[Extracted data entries]
****************
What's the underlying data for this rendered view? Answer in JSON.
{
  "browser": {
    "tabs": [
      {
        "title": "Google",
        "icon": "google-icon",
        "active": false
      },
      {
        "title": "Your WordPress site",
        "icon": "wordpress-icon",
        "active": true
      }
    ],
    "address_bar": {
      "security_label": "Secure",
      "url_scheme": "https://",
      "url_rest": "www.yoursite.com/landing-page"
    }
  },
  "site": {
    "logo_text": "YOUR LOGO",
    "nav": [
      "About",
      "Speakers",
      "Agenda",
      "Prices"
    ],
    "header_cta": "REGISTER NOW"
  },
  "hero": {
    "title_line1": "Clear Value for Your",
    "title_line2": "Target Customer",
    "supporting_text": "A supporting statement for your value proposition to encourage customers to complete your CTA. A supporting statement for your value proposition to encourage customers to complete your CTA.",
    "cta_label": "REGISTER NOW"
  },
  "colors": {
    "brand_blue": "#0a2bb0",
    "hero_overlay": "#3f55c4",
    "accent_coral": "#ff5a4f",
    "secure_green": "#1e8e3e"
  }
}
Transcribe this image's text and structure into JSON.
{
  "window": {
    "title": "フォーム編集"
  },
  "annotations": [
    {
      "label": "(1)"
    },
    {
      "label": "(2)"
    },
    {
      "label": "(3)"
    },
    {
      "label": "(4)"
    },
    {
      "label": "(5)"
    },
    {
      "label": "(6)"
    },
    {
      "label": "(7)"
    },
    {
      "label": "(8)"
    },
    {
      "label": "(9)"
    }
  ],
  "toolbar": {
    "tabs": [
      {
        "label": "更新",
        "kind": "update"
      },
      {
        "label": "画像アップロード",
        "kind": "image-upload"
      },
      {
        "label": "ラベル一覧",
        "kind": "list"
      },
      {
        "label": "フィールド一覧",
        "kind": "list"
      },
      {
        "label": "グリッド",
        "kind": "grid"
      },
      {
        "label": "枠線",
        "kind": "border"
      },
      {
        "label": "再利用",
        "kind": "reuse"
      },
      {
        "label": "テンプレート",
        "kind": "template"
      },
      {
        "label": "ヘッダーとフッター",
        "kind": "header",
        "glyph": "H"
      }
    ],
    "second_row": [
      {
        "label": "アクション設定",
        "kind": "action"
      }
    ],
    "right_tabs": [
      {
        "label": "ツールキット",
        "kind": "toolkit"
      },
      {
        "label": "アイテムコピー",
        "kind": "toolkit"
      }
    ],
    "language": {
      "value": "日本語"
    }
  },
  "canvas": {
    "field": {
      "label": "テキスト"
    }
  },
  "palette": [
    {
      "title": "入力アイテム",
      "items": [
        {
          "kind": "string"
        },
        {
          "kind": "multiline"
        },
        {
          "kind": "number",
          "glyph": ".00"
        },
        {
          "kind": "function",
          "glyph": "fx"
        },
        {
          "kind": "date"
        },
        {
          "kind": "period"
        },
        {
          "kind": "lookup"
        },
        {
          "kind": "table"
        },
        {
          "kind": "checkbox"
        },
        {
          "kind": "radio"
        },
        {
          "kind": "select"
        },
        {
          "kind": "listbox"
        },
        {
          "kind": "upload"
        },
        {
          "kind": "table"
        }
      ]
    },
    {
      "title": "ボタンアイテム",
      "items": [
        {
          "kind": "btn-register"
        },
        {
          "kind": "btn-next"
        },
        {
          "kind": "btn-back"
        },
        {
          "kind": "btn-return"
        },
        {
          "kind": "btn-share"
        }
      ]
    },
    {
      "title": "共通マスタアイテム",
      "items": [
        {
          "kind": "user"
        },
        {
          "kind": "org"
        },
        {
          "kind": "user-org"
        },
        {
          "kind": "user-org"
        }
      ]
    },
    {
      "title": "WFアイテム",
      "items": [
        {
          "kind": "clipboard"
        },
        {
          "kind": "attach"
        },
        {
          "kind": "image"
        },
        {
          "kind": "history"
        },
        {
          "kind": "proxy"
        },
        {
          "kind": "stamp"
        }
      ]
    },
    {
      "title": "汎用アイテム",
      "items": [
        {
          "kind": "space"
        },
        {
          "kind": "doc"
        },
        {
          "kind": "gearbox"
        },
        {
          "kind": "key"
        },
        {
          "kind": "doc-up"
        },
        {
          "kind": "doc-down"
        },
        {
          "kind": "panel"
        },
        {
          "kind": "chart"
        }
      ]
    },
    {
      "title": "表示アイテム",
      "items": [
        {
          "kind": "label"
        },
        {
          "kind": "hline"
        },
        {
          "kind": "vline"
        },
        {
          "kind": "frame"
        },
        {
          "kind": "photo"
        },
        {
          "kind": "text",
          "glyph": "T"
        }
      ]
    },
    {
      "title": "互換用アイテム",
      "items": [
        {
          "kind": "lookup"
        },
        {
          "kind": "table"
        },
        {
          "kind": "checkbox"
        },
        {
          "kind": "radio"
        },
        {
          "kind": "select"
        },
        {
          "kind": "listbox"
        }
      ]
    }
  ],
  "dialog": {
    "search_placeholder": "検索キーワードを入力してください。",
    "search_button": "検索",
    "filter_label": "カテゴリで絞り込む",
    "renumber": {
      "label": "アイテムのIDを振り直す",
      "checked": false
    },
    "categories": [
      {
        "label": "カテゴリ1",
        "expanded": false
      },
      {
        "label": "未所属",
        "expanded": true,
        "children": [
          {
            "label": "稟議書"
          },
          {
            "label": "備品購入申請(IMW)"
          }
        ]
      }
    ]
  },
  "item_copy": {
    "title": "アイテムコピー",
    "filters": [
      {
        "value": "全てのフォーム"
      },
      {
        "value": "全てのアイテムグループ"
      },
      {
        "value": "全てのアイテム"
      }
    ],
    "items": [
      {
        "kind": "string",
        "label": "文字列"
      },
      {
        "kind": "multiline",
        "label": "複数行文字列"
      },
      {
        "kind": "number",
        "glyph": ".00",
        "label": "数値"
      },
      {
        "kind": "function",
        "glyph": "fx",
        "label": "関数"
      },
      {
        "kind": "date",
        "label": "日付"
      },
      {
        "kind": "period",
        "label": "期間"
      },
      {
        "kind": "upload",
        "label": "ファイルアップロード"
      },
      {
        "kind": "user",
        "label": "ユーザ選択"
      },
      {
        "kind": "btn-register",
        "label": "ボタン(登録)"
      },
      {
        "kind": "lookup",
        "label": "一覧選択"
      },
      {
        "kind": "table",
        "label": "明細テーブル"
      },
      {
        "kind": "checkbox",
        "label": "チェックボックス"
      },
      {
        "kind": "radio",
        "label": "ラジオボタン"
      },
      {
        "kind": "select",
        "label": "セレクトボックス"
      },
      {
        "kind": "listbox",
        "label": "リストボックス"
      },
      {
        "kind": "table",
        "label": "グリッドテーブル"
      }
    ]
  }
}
****************
=== WHAT YOU SHOULD DO ===
Pull out all lines containing the word "JSON" from the entries above.

=== TASK OUTPUT ===
What's the underlying data for this rendered view? Answer in JSON.
Transcribe this image's text and structure into JSON.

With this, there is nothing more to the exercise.